• Stored entries
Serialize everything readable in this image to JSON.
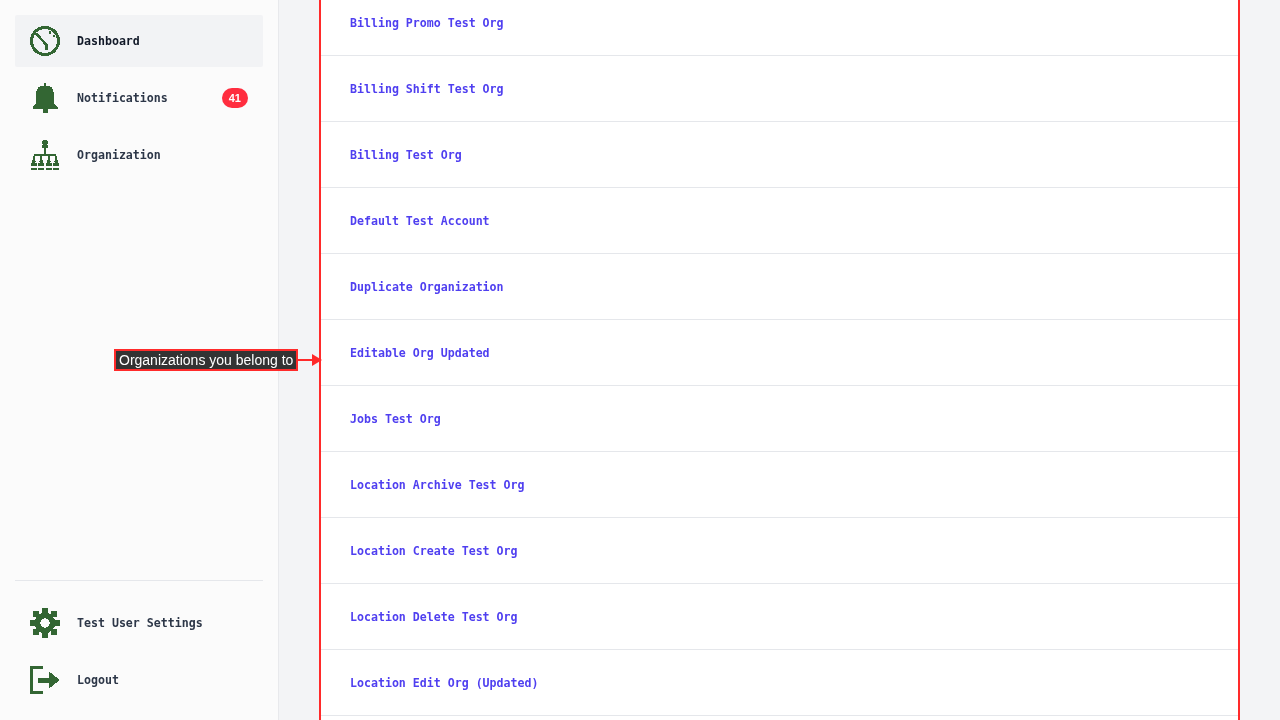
{
  "sidebar": {
    "items": [
      {
        "label": "Dashboard",
        "selected": true
      },
      {
        "label": "Notifications",
        "selected": false,
        "badge": "41"
      },
      {
        "label": "Organization",
        "selected": false
      }
    ],
    "footer_items": [
      {
        "label": "Test User Settings",
        "selected": false
      },
      {
        "label": "Logout",
        "selected": false
      }
    ]
  },
  "organizations": {
    "items": [
      "Billing Promo Test Org",
      "Billing Shift Test Org",
      "Billing Test Org",
      "Default Test Account",
      "Duplicate Organization",
      "Editable Org Updated",
      "Jobs Test Org",
      "Location Archive Test Org",
      "Location Create Test Org",
      "Location Delete Test Org",
      "Location Edit Org (Updated)"
    ]
  },
  "annotation": {
    "label": "Organizations you belong to"
  }
}
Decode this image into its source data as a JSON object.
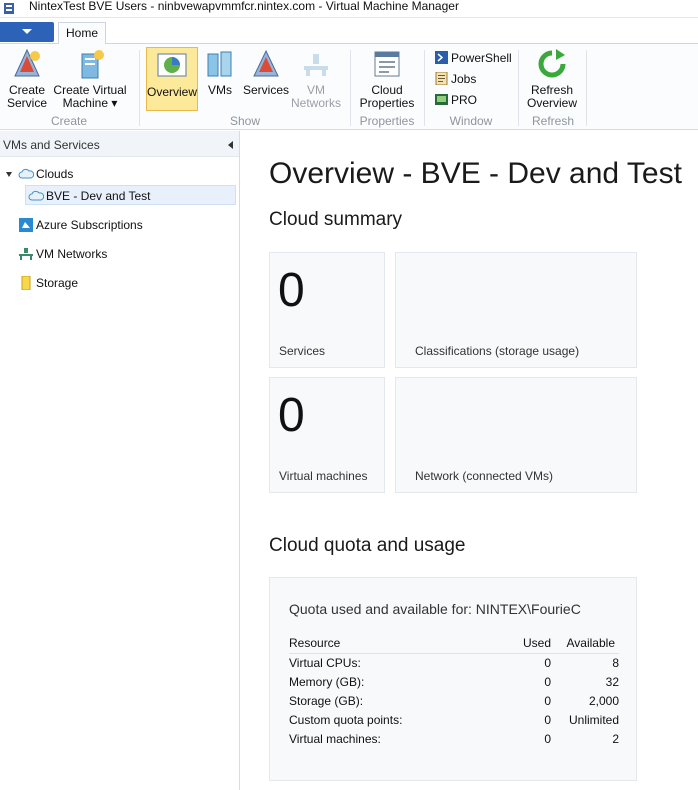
{
  "window": {
    "title": "NintexTest BVE Users - ninbvewapvmmfcr.nintex.com - Virtual Machine Manager"
  },
  "ribbon": {
    "tab_home": "Home",
    "create_service": "Create\nService",
    "create_vm_line1": "Create Virtual",
    "create_vm_line2": "Machine ▾",
    "overview": "Overview",
    "vms": "VMs",
    "services": "Services",
    "vm_networks_line1": "VM",
    "vm_networks_line2": "Networks",
    "cloud_props_line1": "Cloud",
    "cloud_props_line2": "Properties",
    "powershell": "PowerShell",
    "jobs": "Jobs",
    "pro": "PRO",
    "refresh_line1": "Refresh",
    "refresh_line2": "Overview",
    "groups": {
      "create": "Create",
      "show": "Show",
      "properties": "Properties",
      "window": "Window",
      "refresh": "Refresh"
    }
  },
  "nav": {
    "header": "VMs and Services",
    "clouds": "Clouds",
    "bve_dev_test": "BVE - Dev and Test",
    "azure": "Azure Subscriptions",
    "vm_networks": "VM Networks",
    "storage": "Storage"
  },
  "main": {
    "title": "Overview - BVE - Dev and Test",
    "summary_title": "Cloud summary",
    "services_count": "0",
    "services_label": "Services",
    "classifications_label": "Classifications (storage usage)",
    "vms_count": "0",
    "vms_label": "Virtual machines",
    "network_label": "Network (connected VMs)",
    "quota_title": "Cloud quota and usage",
    "quota_header": "Quota used and available for: NINTEX\\FourieC",
    "columns": [
      "Resource",
      "Used",
      "Available"
    ],
    "rows": [
      [
        "Virtual CPUs:",
        "0",
        "8"
      ],
      [
        "Memory (GB):",
        "0",
        "32"
      ],
      [
        "Storage (GB):",
        "0",
        "2,000"
      ],
      [
        "Custom quota points:",
        "0",
        "Unlimited"
      ],
      [
        "Virtual machines:",
        "0",
        "2"
      ]
    ]
  },
  "colors": {
    "file_button": "#2c62b8",
    "active_button": "#fde99a",
    "tile_background": "#f7f9fb"
  }
}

• What you should do
State the number of lines in the records that include "Properties", and write nothing else.

• Problem solution
2